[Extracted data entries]
......

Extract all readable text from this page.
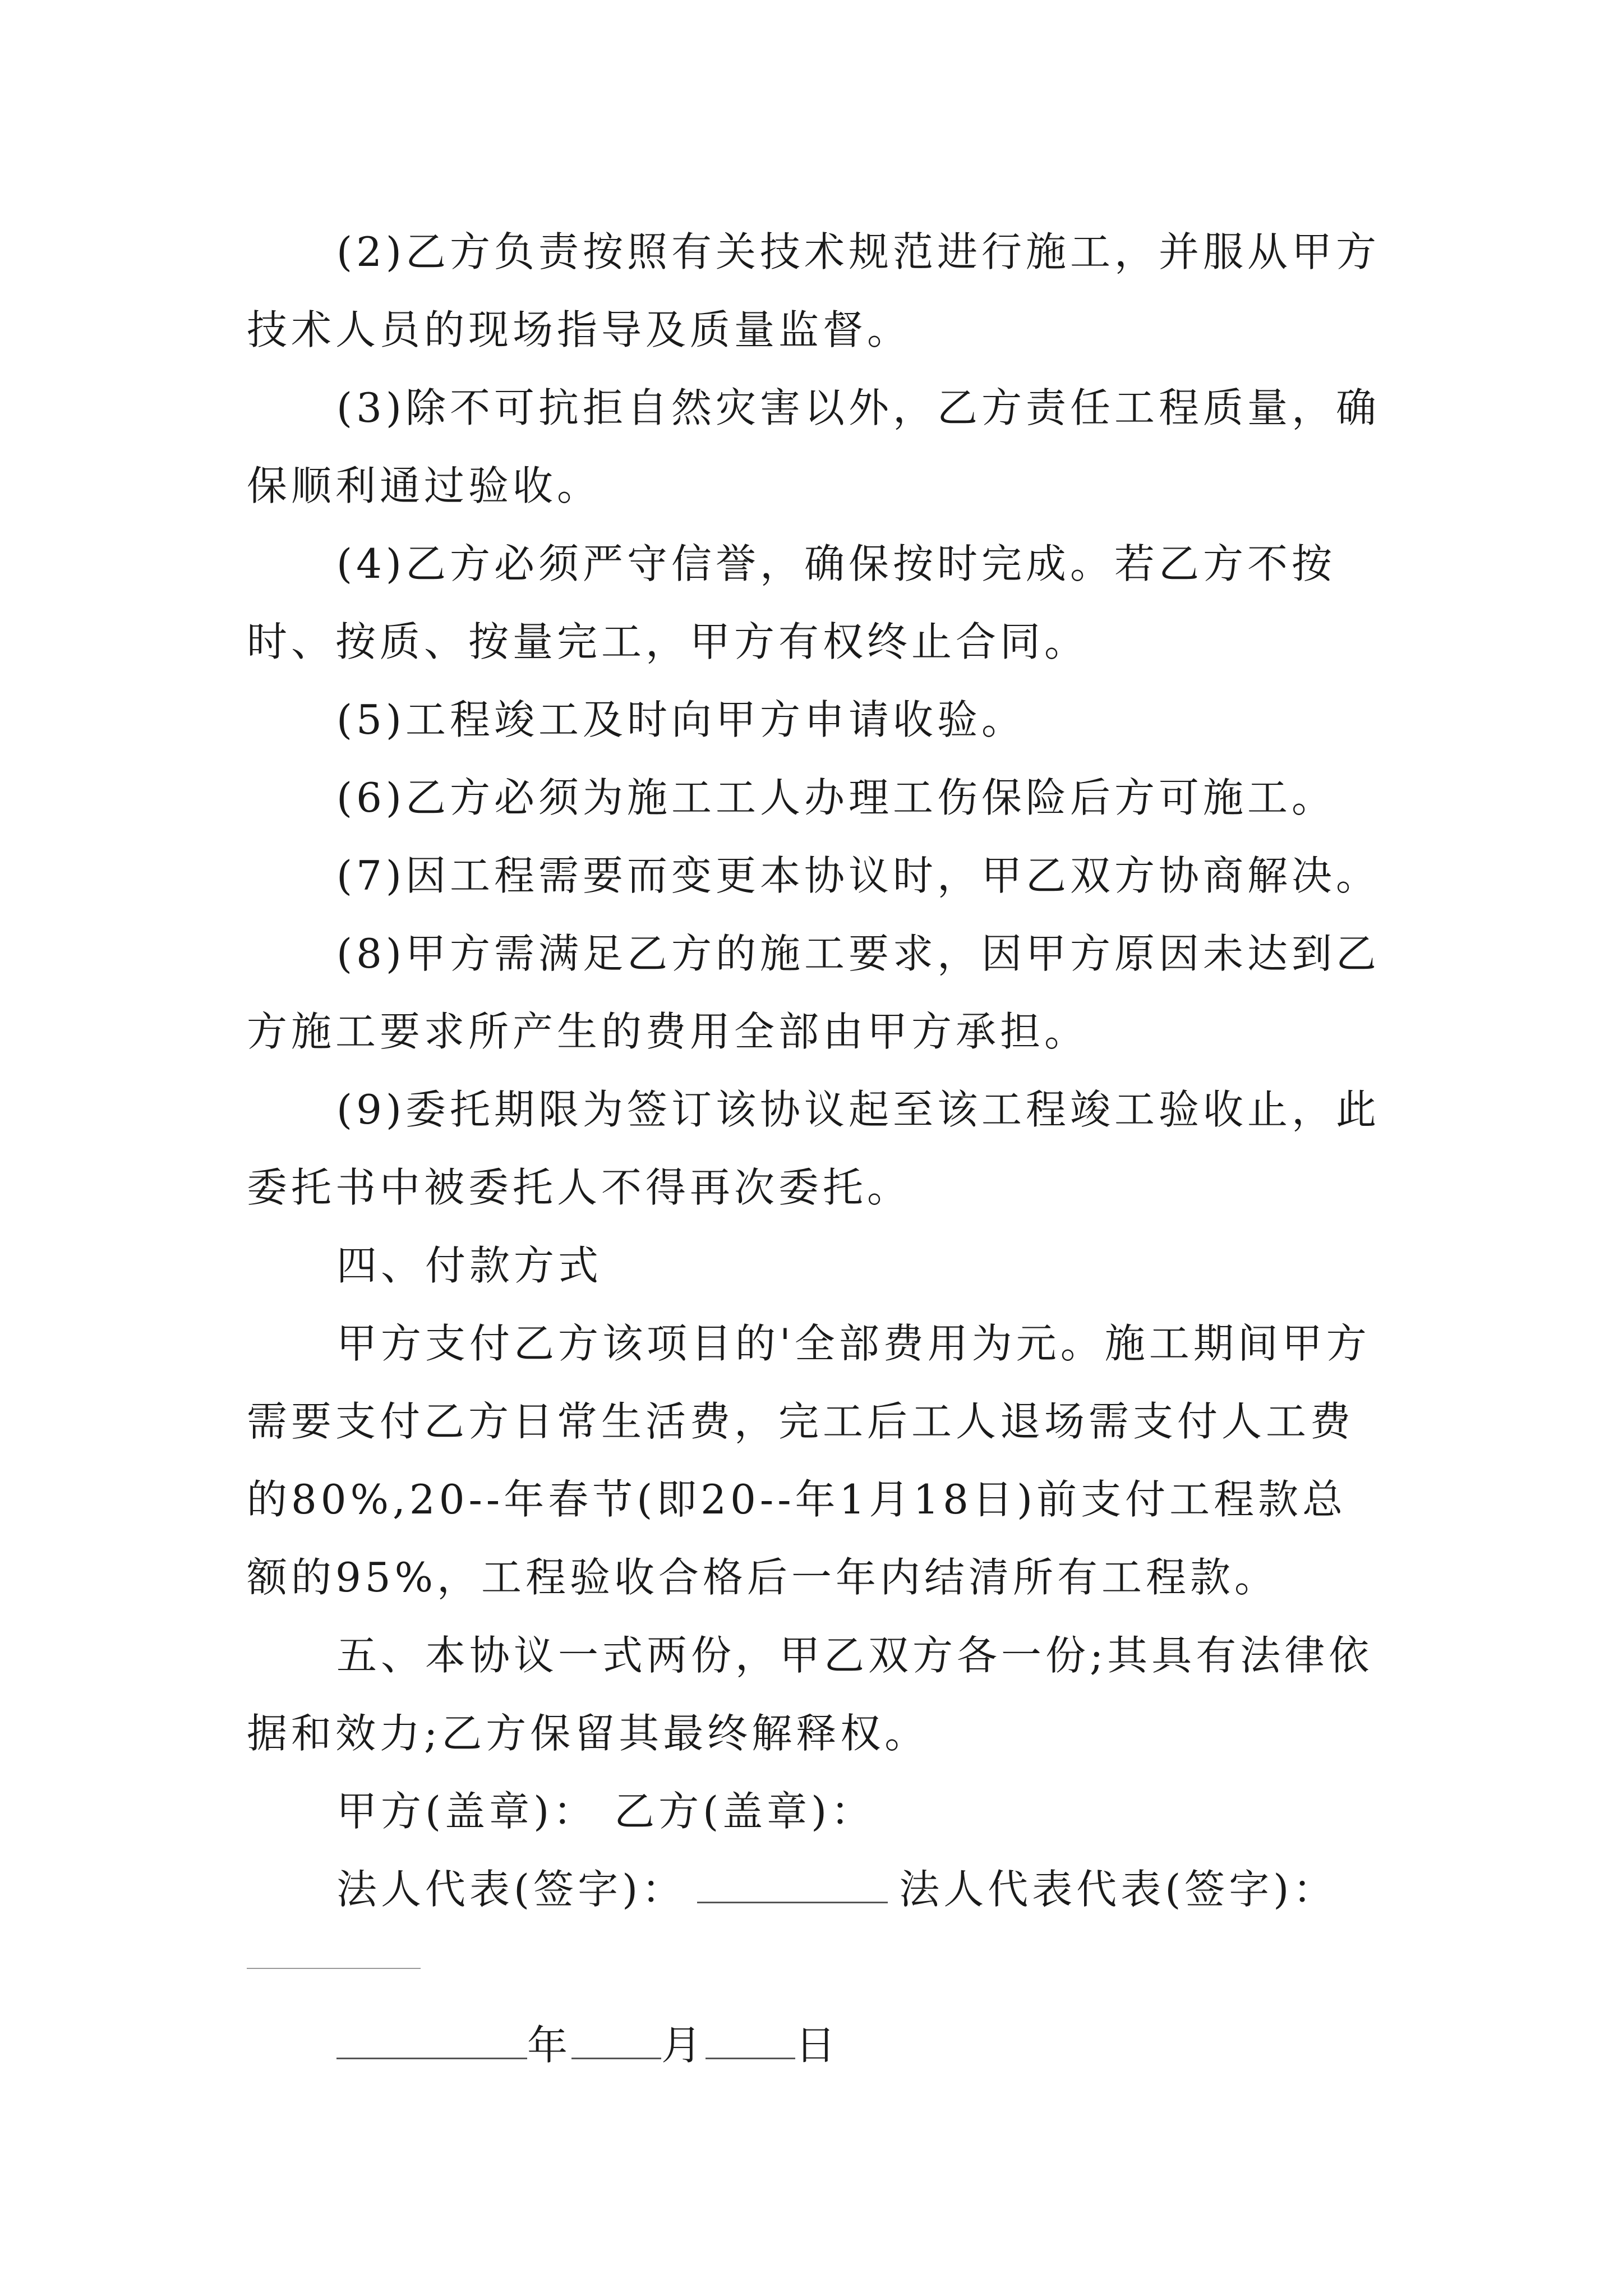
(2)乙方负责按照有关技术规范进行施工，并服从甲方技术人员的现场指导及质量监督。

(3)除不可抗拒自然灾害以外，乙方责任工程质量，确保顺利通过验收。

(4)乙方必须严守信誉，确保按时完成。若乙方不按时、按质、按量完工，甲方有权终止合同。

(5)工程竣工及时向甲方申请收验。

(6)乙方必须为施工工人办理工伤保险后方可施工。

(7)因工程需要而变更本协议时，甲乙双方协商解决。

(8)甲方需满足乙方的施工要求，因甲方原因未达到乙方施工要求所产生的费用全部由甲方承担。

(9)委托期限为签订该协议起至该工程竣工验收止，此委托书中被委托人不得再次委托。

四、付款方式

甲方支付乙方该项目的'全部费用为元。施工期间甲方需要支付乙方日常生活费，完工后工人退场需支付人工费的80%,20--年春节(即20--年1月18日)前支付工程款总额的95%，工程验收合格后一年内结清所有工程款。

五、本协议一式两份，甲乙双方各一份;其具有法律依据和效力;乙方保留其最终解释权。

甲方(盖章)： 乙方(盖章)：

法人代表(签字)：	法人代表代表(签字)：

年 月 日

......

:: Work to do ::
Print all the records again exactly; do not include any picture.

:: Result below ::
Extract all readable text from this page.
(2)乙方负责按照有关技术规范进行施工，并服从甲方技术人员的现场指导及质量监督。

(3)除不可抗拒自然灾害以外，乙方责任工程质量，确保顺利通过验收。

(4)乙方必须严守信誉，确保按时完成。若乙方不按时、按质、按量完工，甲方有权终止合同。

(5)工程竣工及时向甲方申请收验。

(6)乙方必须为施工工人办理工伤保险后方可施工。

(7)因工程需要而变更本协议时，甲乙双方协商解决。

(8)甲方需满足乙方的施工要求，因甲方原因未达到乙方施工要求所产生的费用全部由甲方承担。

(9)委托期限为签订该协议起至该工程竣工验收止，此委托书中被委托人不得再次委托。

四、付款方式

甲方支付乙方该项目的'全部费用为元。施工期间甲方需要支付乙方日常生活费，完工后工人退场需支付人工费的80%,20--年春节(即20--年1月18日)前支付工程款总额的95%，工程验收合格后一年内结清所有工程款。

五、本协议一式两份，甲乙双方各一份;其具有法律依据和效力;乙方保留其最终解释权。

甲方(盖章)： 乙方(盖章)：

法人代表(签字)：	法人代表代表(签字)：

年 月 日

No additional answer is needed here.